**WHAT YOU SHOULD DO:** Where a line contains the string "OneBox", copy that line.

**MATERIAL TO PROCESS:**
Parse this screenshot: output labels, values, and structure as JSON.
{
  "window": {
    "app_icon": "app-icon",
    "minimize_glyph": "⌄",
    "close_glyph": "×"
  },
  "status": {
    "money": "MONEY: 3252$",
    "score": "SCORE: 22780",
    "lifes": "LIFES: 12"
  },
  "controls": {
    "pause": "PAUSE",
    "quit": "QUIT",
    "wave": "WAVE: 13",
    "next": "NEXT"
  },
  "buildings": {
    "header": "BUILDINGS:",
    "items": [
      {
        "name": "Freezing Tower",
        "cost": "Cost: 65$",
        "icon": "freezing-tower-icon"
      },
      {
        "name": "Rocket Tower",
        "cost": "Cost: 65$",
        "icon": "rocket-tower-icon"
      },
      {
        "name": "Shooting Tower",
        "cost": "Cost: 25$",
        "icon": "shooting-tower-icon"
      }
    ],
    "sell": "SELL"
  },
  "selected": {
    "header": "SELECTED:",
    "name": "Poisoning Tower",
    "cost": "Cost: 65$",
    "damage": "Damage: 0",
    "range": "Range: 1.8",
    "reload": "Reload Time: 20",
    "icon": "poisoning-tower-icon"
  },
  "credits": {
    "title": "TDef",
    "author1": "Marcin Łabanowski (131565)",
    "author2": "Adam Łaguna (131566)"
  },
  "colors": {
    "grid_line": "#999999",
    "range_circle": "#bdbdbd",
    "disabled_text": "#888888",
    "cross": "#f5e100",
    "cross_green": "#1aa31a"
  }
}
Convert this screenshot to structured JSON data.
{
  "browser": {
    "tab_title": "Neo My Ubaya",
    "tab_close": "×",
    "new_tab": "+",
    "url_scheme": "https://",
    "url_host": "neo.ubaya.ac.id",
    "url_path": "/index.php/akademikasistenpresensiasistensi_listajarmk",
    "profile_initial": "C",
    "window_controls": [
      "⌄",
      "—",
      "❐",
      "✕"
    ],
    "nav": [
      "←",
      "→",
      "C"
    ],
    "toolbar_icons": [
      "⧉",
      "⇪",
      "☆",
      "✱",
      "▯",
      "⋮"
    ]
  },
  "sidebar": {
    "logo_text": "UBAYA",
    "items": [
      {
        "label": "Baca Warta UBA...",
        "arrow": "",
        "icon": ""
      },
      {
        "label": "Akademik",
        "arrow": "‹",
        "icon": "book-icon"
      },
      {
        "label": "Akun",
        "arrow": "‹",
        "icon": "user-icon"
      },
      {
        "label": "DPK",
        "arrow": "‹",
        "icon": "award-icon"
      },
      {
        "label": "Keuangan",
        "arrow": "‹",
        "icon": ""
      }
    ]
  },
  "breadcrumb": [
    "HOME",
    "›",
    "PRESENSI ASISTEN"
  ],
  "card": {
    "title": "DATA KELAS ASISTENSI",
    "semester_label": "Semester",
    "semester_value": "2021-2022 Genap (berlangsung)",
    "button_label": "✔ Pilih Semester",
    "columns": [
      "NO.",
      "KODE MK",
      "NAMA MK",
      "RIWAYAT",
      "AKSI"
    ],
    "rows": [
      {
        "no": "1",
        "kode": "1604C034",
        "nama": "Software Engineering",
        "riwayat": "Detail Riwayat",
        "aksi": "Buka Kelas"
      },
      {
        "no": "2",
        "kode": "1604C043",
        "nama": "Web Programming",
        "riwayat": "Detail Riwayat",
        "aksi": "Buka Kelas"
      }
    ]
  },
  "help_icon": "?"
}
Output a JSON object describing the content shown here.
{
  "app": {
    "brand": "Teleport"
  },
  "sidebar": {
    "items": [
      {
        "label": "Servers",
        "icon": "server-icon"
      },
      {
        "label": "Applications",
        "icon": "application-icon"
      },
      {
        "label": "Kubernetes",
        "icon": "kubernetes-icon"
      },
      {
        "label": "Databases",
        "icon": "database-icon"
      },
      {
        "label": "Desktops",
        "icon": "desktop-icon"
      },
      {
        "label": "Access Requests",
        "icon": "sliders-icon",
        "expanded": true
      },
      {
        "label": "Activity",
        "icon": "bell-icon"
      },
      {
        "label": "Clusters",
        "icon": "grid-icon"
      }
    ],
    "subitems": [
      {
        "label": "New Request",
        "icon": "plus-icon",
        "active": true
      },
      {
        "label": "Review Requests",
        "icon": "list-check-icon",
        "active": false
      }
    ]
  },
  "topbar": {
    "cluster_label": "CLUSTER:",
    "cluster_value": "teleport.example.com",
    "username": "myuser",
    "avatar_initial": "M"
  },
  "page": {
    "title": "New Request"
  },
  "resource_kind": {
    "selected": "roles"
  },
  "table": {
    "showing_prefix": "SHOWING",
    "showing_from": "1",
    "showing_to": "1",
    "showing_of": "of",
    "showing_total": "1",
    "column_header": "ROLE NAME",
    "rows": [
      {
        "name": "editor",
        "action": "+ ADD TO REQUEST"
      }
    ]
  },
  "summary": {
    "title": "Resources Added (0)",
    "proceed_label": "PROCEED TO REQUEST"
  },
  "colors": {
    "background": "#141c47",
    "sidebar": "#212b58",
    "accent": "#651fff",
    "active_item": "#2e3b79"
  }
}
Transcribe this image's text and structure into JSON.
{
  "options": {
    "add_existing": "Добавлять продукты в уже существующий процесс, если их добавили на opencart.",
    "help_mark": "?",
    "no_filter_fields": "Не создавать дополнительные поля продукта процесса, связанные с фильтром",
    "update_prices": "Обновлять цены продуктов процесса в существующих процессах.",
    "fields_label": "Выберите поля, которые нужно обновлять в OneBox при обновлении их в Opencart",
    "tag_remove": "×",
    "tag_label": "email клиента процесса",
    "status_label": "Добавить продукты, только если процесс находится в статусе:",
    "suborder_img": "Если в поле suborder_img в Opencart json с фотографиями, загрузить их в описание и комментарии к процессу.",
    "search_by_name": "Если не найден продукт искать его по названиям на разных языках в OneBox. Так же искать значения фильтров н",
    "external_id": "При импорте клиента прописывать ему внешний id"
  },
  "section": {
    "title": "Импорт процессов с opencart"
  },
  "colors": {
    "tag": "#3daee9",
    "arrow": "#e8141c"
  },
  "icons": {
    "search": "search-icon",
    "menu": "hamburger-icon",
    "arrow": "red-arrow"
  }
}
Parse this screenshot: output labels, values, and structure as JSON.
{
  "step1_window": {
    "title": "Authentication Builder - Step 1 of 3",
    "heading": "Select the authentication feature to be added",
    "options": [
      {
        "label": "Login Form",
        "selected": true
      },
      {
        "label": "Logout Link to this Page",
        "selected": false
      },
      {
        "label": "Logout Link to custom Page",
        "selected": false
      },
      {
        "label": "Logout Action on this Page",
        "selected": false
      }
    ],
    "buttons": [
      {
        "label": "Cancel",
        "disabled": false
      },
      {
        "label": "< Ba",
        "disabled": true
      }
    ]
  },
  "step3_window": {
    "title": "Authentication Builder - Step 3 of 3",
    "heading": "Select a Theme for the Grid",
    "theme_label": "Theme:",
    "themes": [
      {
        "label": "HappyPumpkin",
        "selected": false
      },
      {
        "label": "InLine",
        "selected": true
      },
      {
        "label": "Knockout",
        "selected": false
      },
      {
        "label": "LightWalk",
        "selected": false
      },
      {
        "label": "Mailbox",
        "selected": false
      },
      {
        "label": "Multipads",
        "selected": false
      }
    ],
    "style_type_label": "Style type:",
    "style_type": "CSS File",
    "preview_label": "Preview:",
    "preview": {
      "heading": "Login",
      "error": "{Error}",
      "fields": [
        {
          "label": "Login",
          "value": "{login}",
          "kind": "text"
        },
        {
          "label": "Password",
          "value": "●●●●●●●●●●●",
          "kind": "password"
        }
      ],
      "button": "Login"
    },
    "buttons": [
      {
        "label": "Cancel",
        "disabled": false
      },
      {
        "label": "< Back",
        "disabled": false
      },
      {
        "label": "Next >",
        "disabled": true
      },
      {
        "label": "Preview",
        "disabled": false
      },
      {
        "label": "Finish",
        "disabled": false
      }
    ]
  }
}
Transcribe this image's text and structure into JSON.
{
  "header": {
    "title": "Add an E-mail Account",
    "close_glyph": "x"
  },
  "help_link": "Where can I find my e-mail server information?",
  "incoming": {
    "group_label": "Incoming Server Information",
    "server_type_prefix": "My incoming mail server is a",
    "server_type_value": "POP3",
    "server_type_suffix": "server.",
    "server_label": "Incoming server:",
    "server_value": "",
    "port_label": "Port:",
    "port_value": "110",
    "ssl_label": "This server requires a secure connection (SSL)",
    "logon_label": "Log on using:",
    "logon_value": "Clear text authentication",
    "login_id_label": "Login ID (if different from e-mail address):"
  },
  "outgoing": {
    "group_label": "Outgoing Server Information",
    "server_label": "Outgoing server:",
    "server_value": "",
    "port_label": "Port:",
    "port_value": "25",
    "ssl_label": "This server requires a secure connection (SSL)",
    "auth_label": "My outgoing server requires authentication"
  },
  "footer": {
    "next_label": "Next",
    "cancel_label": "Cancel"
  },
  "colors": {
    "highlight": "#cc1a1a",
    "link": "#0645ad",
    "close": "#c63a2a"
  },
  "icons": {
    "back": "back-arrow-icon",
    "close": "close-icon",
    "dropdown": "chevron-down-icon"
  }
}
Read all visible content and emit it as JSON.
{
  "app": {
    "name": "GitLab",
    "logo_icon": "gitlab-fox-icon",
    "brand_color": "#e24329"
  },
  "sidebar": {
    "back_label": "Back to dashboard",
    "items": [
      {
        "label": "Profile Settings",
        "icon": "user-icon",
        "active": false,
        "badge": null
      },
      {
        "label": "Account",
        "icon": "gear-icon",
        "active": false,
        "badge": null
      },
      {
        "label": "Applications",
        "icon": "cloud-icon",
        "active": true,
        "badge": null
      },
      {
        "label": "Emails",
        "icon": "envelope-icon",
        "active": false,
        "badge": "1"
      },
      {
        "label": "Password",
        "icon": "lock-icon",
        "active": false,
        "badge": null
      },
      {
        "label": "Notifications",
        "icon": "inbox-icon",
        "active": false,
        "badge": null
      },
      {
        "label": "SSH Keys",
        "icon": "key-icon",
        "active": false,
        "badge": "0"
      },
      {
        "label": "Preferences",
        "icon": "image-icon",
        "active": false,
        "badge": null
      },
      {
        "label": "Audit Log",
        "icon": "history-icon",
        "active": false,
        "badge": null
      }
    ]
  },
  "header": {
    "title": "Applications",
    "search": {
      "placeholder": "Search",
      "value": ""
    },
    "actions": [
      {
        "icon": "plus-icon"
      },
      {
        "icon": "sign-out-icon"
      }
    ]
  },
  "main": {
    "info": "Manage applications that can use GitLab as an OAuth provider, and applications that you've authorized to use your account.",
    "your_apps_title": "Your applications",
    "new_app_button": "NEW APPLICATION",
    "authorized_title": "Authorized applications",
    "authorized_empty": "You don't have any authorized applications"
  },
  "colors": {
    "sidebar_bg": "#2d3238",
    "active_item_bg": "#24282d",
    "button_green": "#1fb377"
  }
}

**SOLUTION FOR THIS PROBLEM:**
    "fields_label": "Выберите поля, которые нужно обновлять в OneBox при обновлении их в Opencart",
    "search_by_name": "Если не найден продукт искать его по названиям на разных языках в OneBox. Так же искать значения фильтров н",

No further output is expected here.